* Aim of the task: Transcribe the records below in full; pictures stay out of the copy.

* Material shown:
^^^^^^^^^^^^^^^^

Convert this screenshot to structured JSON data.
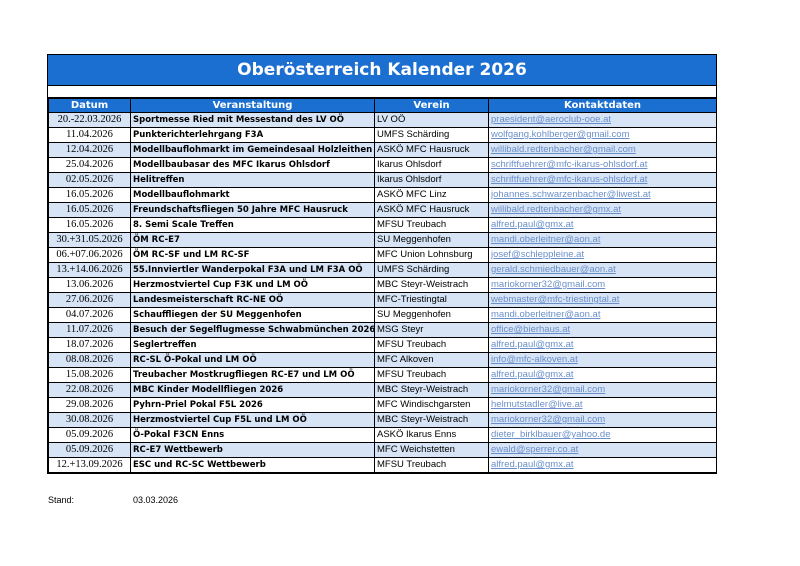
{
  "title": "Oberösterreich Kalender 2026",
  "headers": [
    "Datum",
    "Veranstaltung",
    "Verein",
    "Kontaktdaten"
  ],
  "rows": [
    {
      "date": "20.-22.03.2026",
      "event": "Sportmesse Ried mit Messestand des LV OÖ",
      "club": "LV OÖ",
      "contact": "praesident@aeroclub-ooe.at"
    },
    {
      "date": "11.04.2026",
      "event": "Punkterichterlehrgang F3A",
      "club": "UMFS Schärding",
      "contact": "wolfgang.kohlberger@gmail.com"
    },
    {
      "date": "12.04.2026",
      "event": "Modellbauflohmarkt im Gemeindesaal Holzleithen",
      "club": "ASKÖ MFC Hausruck",
      "contact": "willibald.redtenbacher@gmail.com"
    },
    {
      "date": "25.04.2026",
      "event": "Modellbaubasar des MFC Ikarus Ohlsdorf",
      "club": "Ikarus Ohlsdorf",
      "contact": "schriftfuehrer@mfc-ikarus-ohlsdorf.at"
    },
    {
      "date": "02.05.2026",
      "event": "Helitreffen",
      "club": "Ikarus Ohlsdorf",
      "contact": "schriftfuehrer@mfc-ikarus-ohlsdorf.at"
    },
    {
      "date": "16.05.2026",
      "event": "Modellbauflohmarkt",
      "club": "ASKÖ MFC Linz",
      "contact": "johannes.schwarzenbacher@liwest.at"
    },
    {
      "date": "16.05.2026",
      "event": "Freundschaftsfliegen 50 Jahre MFC Hausruck",
      "club": "ASKÖ MFC Hausruck",
      "contact": "willibald.redtenbacher@gmx.at"
    },
    {
      "date": "16.05.2026",
      "event": "8. Semi Scale Treffen",
      "club": "MFSU Treubach",
      "contact": "alfred.paul@gmx.at"
    },
    {
      "date": "30.+31.05.2026",
      "event": "ÖM RC-E7",
      "club": "SU Meggenhofen",
      "contact": "mandi.oberleitner@aon.at"
    },
    {
      "date": "06.+07.06.2026",
      "event": "ÖM RC-SF und LM RC-SF",
      "club": "MFC Union Lohnsburg",
      "contact": "josef@schleppleine.at"
    },
    {
      "date": "13.+14.06.2026",
      "event": "55.Innviertler Wanderpokal F3A und LM F3A OÖ",
      "club": "UMFS Schärding",
      "contact": "gerald.schmiedbauer@aon.at"
    },
    {
      "date": "13.06.2026",
      "event": "Herzmostviertel Cup F3K und LM OÖ",
      "club": "MBC Steyr-Weistrach",
      "contact": "mariokorner32@gmail.com"
    },
    {
      "date": "27.06.2026",
      "event": "Landesmeisterschaft RC-NE OÖ",
      "club": "MFC-Triestingtal",
      "contact": "webmaster@mfc-triestingtal.at"
    },
    {
      "date": "04.07.2026",
      "event": "Schauffliegen der SU Meggenhofen",
      "club": "SU Meggenhofen",
      "contact": "mandi.oberleitner@aon.at"
    },
    {
      "date": "11.07.2026",
      "event": "Besuch der Segelflugmesse Schwabmünchen 2026",
      "club": "MSG Steyr",
      "contact": "office@bierhaus.at"
    },
    {
      "date": "18.07.2026",
      "event": "Seglertreffen",
      "club": "MFSU Treubach",
      "contact": "alfred.paul@gmx.at"
    },
    {
      "date": "08.08.2026",
      "event": "RC-SL Ö-Pokal und LM OÖ",
      "club": "MFC Alkoven",
      "contact": "info@mfc-alkoven.at"
    },
    {
      "date": "15.08.2026",
      "event": "Treubacher Mostkrugfliegen RC-E7 und LM OÖ",
      "club": "MFSU Treubach",
      "contact": "alfred.paul@gmx.at"
    },
    {
      "date": "22.08.2026",
      "event": "MBC Kinder Modellfliegen 2026",
      "club": "MBC Steyr-Weistrach",
      "contact": "mariokorner32@gmail.com"
    },
    {
      "date": "29.08.2026",
      "event": "Pyhrn-Priel Pokal F5L 2026",
      "club": "MFC Windischgarsten",
      "contact": "helmutstadler@live.at"
    },
    {
      "date": "30.08.2026",
      "event": "Herzmostviertel Cup F5L und LM OÖ",
      "club": "MBC Steyr-Weistrach",
      "contact": "mariokorner32@gmail.com"
    },
    {
      "date": "05.09.2026",
      "event": "Ö-Pokal F3CN Enns",
      "club": "ASKÖ Ikarus Enns",
      "contact": "dieter_birklbauer@yahoo.de"
    },
    {
      "date": "05.09.2026",
      "event": "RC-E7 Wettbewerb",
      "club": "MFC Weichstetten",
      "contact": "ewald@sperrer.co.at"
    },
    {
      "date": "12.+13.09.2026",
      "event": "ESC und RC-SC Wettbewerb",
      "club": "MFSU Treubach",
      "contact": "alfred.paul@gmx.at"
    }
  ],
  "footer": {
    "label": "Stand:",
    "value": "03.03.2026"
  }
}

^^^^^^^^^^^^^^^^

* Result:
Convert this screenshot to structured JSON data.
{
  "title": "Oberösterreich Kalender 2026",
  "headers": [
    "Datum",
    "Veranstaltung",
    "Verein",
    "Kontaktdaten"
  ],
  "rows": [
    {
      "date": "20.-22.03.2026",
      "event": "Sportmesse Ried mit Messestand des LV OÖ",
      "club": "LV OÖ",
      "contact": "praesident@aeroclub-ooe.at"
    },
    {
      "date": "11.04.2026",
      "event": "Punkterichterlehrgang F3A",
      "club": "UMFS Schärding",
      "contact": "wolfgang.kohlberger@gmail.com"
    },
    {
      "date": "12.04.2026",
      "event": "Modellbauflohmarkt im Gemeindesaal Holzleithen",
      "club": "ASKÖ MFC Hausruck",
      "contact": "willibald.redtenbacher@gmail.com"
    },
    {
      "date": "25.04.2026",
      "event": "Modellbaubasar des MFC Ikarus Ohlsdorf",
      "club": "Ikarus Ohlsdorf",
      "contact": "schriftfuehrer@mfc-ikarus-ohlsdorf.at"
    },
    {
      "date": "02.05.2026",
      "event": "Helitreffen",
      "club": "Ikarus Ohlsdorf",
      "contact": "schriftfuehrer@mfc-ikarus-ohlsdorf.at"
    },
    {
      "date": "16.05.2026",
      "event": "Modellbauflohmarkt",
      "club": "ASKÖ MFC Linz",
      "contact": "johannes.schwarzenbacher@liwest.at"
    },
    {
      "date": "16.05.2026",
      "event": "Freundschaftsfliegen 50 Jahre MFC Hausruck",
      "club": "ASKÖ MFC Hausruck",
      "contact": "willibald.redtenbacher@gmx.at"
    },
    {
      "date": "16.05.2026",
      "event": "8. Semi Scale Treffen",
      "club": "MFSU Treubach",
      "contact": "alfred.paul@gmx.at"
    },
    {
      "date": "30.+31.05.2026",
      "event": "ÖM RC-E7",
      "club": "SU Meggenhofen",
      "contact": "mandi.oberleitner@aon.at"
    },
    {
      "date": "06.+07.06.2026",
      "event": "ÖM RC-SF und LM RC-SF",
      "club": "MFC Union Lohnsburg",
      "contact": "josef@schleppleine.at"
    },
    {
      "date": "13.+14.06.2026",
      "event": "55.Innviertler Wanderpokal F3A und LM F3A OÖ",
      "club": "UMFS Schärding",
      "contact": "gerald.schmiedbauer@aon.at"
    },
    {
      "date": "13.06.2026",
      "event": "Herzmostviertel Cup F3K und LM OÖ",
      "club": "MBC Steyr-Weistrach",
      "contact": "mariokorner32@gmail.com"
    },
    {
      "date": "27.06.2026",
      "event": "Landesmeisterschaft RC-NE OÖ",
      "club": "MFC-Triestingtal",
      "contact": "webmaster@mfc-triestingtal.at"
    },
    {
      "date": "04.07.2026",
      "event": "Schauffliegen der SU Meggenhofen",
      "club": "SU Meggenhofen",
      "contact": "mandi.oberleitner@aon.at"
    },
    {
      "date": "11.07.2026",
      "event": "Besuch der Segelflugmesse Schwabmünchen 2026",
      "club": "MSG Steyr",
      "contact": "office@bierhaus.at"
    },
    {
      "date": "18.07.2026",
      "event": "Seglertreffen",
      "club": "MFSU Treubach",
      "contact": "alfred.paul@gmx.at"
    },
    {
      "date": "08.08.2026",
      "event": "RC-SL Ö-Pokal und LM OÖ",
      "club": "MFC Alkoven",
      "contact": "info@mfc-alkoven.at"
    },
    {
      "date": "15.08.2026",
      "event": "Treubacher Mostkrugfliegen RC-E7 und LM OÖ",
      "club": "MFSU Treubach",
      "contact": "alfred.paul@gmx.at"
    },
    {
      "date": "22.08.2026",
      "event": "MBC Kinder Modellfliegen 2026",
      "club": "MBC Steyr-Weistrach",
      "contact": "mariokorner32@gmail.com"
    },
    {
      "date": "29.08.2026",
      "event": "Pyhrn-Priel Pokal F5L 2026",
      "club": "MFC Windischgarsten",
      "contact": "helmutstadler@live.at"
    },
    {
      "date": "30.08.2026",
      "event": "Herzmostviertel Cup F5L und LM OÖ",
      "club": "MBC Steyr-Weistrach",
      "contact": "mariokorner32@gmail.com"
    },
    {
      "date": "05.09.2026",
      "event": "Ö-Pokal F3CN Enns",
      "club": "ASKÖ Ikarus Enns",
      "contact": "dieter_birklbauer@yahoo.de"
    },
    {
      "date": "05.09.2026",
      "event": "RC-E7 Wettbewerb",
      "club": "MFC Weichstetten",
      "contact": "ewald@sperrer.co.at"
    },
    {
      "date": "12.+13.09.2026",
      "event": "ESC und RC-SC Wettbewerb",
      "club": "MFSU Treubach",
      "contact": "alfred.paul@gmx.at"
    }
  ],
  "footer": {
    "label": "Stand:",
    "value": "03.03.2026"
  }
}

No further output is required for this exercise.